Repeat the full listing, word for word.

(Items from a data source)
____________________

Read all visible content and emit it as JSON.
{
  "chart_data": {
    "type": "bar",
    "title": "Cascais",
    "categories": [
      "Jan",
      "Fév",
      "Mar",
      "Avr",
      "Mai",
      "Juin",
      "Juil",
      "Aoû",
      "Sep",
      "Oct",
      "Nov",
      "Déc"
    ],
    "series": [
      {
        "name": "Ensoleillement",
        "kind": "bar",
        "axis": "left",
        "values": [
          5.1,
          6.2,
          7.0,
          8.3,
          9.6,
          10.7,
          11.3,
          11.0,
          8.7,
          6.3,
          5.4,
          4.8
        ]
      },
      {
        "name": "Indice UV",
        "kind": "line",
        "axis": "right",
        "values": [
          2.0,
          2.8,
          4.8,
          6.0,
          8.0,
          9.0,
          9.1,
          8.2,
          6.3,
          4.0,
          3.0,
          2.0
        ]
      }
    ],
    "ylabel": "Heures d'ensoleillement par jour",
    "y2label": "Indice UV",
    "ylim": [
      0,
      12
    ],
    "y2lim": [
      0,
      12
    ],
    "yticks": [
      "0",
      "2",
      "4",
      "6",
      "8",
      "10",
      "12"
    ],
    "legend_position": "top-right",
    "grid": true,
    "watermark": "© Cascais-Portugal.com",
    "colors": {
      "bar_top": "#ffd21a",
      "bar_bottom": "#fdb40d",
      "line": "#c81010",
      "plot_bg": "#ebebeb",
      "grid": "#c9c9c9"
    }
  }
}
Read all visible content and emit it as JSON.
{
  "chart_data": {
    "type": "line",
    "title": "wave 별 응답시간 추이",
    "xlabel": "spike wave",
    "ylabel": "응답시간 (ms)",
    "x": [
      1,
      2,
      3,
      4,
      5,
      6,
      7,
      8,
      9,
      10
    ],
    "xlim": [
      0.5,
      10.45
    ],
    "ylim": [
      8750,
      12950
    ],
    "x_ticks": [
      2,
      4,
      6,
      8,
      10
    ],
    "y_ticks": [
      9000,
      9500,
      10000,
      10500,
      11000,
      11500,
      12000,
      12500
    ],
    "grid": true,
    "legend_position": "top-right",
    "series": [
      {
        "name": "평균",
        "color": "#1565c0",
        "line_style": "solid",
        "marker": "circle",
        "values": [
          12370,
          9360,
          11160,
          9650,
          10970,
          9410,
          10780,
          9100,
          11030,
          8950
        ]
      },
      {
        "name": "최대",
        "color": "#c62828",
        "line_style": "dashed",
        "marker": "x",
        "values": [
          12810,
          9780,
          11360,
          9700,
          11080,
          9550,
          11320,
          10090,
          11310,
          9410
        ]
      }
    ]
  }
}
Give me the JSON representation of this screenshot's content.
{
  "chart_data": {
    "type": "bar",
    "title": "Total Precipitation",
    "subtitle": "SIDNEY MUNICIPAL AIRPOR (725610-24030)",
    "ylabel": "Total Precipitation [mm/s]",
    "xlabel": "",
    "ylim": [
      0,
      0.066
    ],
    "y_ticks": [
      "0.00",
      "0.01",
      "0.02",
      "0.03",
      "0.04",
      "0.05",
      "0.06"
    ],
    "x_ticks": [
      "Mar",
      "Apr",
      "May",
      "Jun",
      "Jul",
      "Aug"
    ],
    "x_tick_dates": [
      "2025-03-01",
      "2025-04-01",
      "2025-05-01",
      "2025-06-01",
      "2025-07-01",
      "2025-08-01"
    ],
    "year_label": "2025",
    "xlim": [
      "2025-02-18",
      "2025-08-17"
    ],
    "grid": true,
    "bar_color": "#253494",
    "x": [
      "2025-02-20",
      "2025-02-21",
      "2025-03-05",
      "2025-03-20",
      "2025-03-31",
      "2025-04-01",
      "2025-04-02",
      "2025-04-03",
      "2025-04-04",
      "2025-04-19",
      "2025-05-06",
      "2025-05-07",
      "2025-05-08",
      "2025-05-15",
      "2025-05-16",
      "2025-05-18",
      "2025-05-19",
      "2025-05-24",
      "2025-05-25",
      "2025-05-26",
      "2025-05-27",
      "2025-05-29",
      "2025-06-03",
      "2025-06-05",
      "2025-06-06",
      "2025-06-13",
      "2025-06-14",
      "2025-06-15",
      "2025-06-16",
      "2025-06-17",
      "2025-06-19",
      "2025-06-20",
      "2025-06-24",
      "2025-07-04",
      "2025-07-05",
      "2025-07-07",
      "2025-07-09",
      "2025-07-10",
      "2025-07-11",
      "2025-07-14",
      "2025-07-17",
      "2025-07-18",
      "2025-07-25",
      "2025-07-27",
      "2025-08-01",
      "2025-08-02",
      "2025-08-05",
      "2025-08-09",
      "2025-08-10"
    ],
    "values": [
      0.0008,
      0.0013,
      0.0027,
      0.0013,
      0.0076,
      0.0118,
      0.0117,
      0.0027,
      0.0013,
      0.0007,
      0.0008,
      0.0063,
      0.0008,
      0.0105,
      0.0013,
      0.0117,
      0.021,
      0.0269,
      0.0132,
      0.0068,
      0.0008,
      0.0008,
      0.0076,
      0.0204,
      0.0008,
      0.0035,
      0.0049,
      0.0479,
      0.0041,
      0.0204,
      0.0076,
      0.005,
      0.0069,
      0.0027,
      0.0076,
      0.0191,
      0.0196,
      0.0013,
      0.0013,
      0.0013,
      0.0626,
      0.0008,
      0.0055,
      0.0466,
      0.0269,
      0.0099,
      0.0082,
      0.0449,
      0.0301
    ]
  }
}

____________________

• [Exercise response]
Read all visible content and emit it as JSON.
{
  "chart_data": {
    "type": "bar",
    "title": "Cascais",
    "categories": [
      "Jan",
      "Fév",
      "Mar",
      "Avr",
      "Mai",
      "Juin",
      "Juil",
      "Aoû",
      "Sep",
      "Oct",
      "Nov",
      "Déc"
    ],
    "series": [
      {
        "name": "Ensoleillement",
        "kind": "bar",
        "axis": "left",
        "values": [
          5.1,
          6.2,
          7.0,
          8.3,
          9.6,
          10.7,
          11.3,
          11.0,
          8.7,
          6.3,
          5.4,
          4.8
        ]
      },
      {
        "name": "Indice UV",
        "kind": "line",
        "axis": "right",
        "values": [
          2.0,
          2.8,
          4.8,
          6.0,
          8.0,
          9.0,
          9.1,
          8.2,
          6.3,
          4.0,
          3.0,
          2.0
        ]
      }
    ],
    "ylabel": "Heures d'ensoleillement par jour",
    "y2label": "Indice UV",
    "ylim": [
      0,
      12
    ],
    "y2lim": [
      0,
      12
    ],
    "yticks": [
      "0",
      "2",
      "4",
      "6",
      "8",
      "10",
      "12"
    ],
    "legend_position": "top-right",
    "grid": true,
    "watermark": "© Cascais-Portugal.com",
    "colors": {
      "bar_top": "#ffd21a",
      "bar_bottom": "#fdb40d",
      "line": "#c81010",
      "plot_bg": "#ebebeb",
      "grid": "#c9c9c9"
    }
  }
}
Read all visible content and emit it as JSON.
{
  "chart_data": {
    "type": "line",
    "title": "wave 별 응답시간 추이",
    "xlabel": "spike wave",
    "ylabel": "응답시간 (ms)",
    "x": [
      1,
      2,
      3,
      4,
      5,
      6,
      7,
      8,
      9,
      10
    ],
    "xlim": [
      0.5,
      10.45
    ],
    "ylim": [
      8750,
      12950
    ],
    "x_ticks": [
      2,
      4,
      6,
      8,
      10
    ],
    "y_ticks": [
      9000,
      9500,
      10000,
      10500,
      11000,
      11500,
      12000,
      12500
    ],
    "grid": true,
    "legend_position": "top-right",
    "series": [
      {
        "name": "평균",
        "color": "#1565c0",
        "line_style": "solid",
        "marker": "circle",
        "values": [
          12370,
          9360,
          11160,
          9650,
          10970,
          9410,
          10780,
          9100,
          11030,
          8950
        ]
      },
      {
        "name": "최대",
        "color": "#c62828",
        "line_style": "dashed",
        "marker": "x",
        "values": [
          12810,
          9780,
          11360,
          9700,
          11080,
          9550,
          11320,
          10090,
          11310,
          9410
        ]
      }
    ]
  }
}
Give me the JSON representation of this screenshot's content.
{
  "chart_data": {
    "type": "bar",
    "title": "Total Precipitation",
    "subtitle": "SIDNEY MUNICIPAL AIRPOR (725610-24030)",
    "ylabel": "Total Precipitation [mm/s]",
    "xlabel": "",
    "ylim": [
      0,
      0.066
    ],
    "y_ticks": [
      "0.00",
      "0.01",
      "0.02",
      "0.03",
      "0.04",
      "0.05",
      "0.06"
    ],
    "x_ticks": [
      "Mar",
      "Apr",
      "May",
      "Jun",
      "Jul",
      "Aug"
    ],
    "x_tick_dates": [
      "2025-03-01",
      "2025-04-01",
      "2025-05-01",
      "2025-06-01",
      "2025-07-01",
      "2025-08-01"
    ],
    "year_label": "2025",
    "xlim": [
      "2025-02-18",
      "2025-08-17"
    ],
    "grid": true,
    "bar_color": "#253494",
    "x": [
      "2025-02-20",
      "2025-02-21",
      "2025-03-05",
      "2025-03-20",
      "2025-03-31",
      "2025-04-01",
      "2025-04-02",
      "2025-04-03",
      "2025-04-04",
      "2025-04-19",
      "2025-05-06",
      "2025-05-07",
      "2025-05-08",
      "2025-05-15",
      "2025-05-16",
      "2025-05-18",
      "2025-05-19",
      "2025-05-24",
      "2025-05-25",
      "2025-05-26",
      "2025-05-27",
      "2025-05-29",
      "2025-06-03",
      "2025-06-05",
      "2025-06-06",
      "2025-06-13",
      "2025-06-14",
      "2025-06-15",
      "2025-06-16",
      "2025-06-17",
      "2025-06-19",
      "2025-06-20",
      "2025-06-24",
      "2025-07-04",
      "2025-07-05",
      "2025-07-07",
      "2025-07-09",
      "2025-07-10",
      "2025-07-11",
      "2025-07-14",
      "2025-07-17",
      "2025-07-18",
      "2025-07-25",
      "2025-07-27",
      "2025-08-01",
      "2025-08-02",
      "2025-08-05",
      "2025-08-09",
      "2025-08-10"
    ],
    "values": [
      0.0008,
      0.0013,
      0.0027,
      0.0013,
      0.0076,
      0.0118,
      0.0117,
      0.0027,
      0.0013,
      0.0007,
      0.0008,
      0.0063,
      0.0008,
      0.0105,
      0.0013,
      0.0117,
      0.021,
      0.0269,
      0.0132,
      0.0068,
      0.0008,
      0.0008,
      0.0076,
      0.0204,
      0.0008,
      0.0035,
      0.0049,
      0.0479,
      0.0041,
      0.0204,
      0.0076,
      0.005,
      0.0069,
      0.0027,
      0.0076,
      0.0191,
      0.0196,
      0.0013,
      0.0013,
      0.0013,
      0.0626,
      0.0008,
      0.0055,
      0.0466,
      0.0269,
      0.0099,
      0.0082,
      0.0449,
      0.0301
    ]
  }
}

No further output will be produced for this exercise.